(Dataset records)
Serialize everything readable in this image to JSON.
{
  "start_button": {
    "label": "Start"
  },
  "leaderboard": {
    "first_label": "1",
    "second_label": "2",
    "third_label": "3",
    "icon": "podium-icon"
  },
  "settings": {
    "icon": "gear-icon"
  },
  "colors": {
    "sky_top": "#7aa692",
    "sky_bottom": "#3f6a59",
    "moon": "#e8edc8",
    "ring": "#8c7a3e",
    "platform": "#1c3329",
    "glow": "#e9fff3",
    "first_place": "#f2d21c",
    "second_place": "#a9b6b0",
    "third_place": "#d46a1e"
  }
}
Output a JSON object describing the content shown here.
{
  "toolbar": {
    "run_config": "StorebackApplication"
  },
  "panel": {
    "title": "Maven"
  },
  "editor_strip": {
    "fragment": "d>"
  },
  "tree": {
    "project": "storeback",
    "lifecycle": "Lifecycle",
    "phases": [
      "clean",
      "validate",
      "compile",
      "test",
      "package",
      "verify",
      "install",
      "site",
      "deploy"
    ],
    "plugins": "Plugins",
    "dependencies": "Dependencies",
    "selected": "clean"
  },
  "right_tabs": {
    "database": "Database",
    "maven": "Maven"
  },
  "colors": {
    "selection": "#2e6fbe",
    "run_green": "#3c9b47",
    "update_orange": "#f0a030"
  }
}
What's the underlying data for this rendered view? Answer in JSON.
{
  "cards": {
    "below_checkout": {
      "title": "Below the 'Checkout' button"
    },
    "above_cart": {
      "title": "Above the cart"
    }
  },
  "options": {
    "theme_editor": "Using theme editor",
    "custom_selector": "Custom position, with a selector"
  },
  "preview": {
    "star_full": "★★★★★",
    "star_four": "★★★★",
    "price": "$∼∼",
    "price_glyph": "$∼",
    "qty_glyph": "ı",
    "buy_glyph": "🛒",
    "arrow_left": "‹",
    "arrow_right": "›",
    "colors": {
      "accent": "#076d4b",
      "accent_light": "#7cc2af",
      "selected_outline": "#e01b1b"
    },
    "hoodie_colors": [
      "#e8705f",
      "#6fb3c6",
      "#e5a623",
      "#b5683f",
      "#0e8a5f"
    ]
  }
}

What this task involves
Repeat exactly the lines from the line containing "What's the underlying" through the last line of the records above, including both, and nothing else.

Problem solution
What's the underlying data for this rendered view? Answer in JSON.
{
  "cards": {
    "below_checkout": {
      "title": "Below the 'Checkout' button"
    },
    "above_cart": {
      "title": "Above the cart"
    }
  },
  "options": {
    "theme_editor": "Using theme editor",
    "custom_selector": "Custom position, with a selector"
  },
  "preview": {
    "star_full": "★★★★★",
    "star_four": "★★★★",
    "price": "$∼∼",
    "price_glyph": "$∼",
    "qty_glyph": "ı",
    "buy_glyph": "🛒",
    "arrow_left": "‹",
    "arrow_right": "›",
    "colors": {
      "accent": "#076d4b",
      "accent_light": "#7cc2af",
      "selected_outline": "#e01b1b"
    },
    "hoodie_colors": [
      "#e8705f",
      "#6fb3c6",
      "#e5a623",
      "#b5683f",
      "#0e8a5f"
    ]
  }
}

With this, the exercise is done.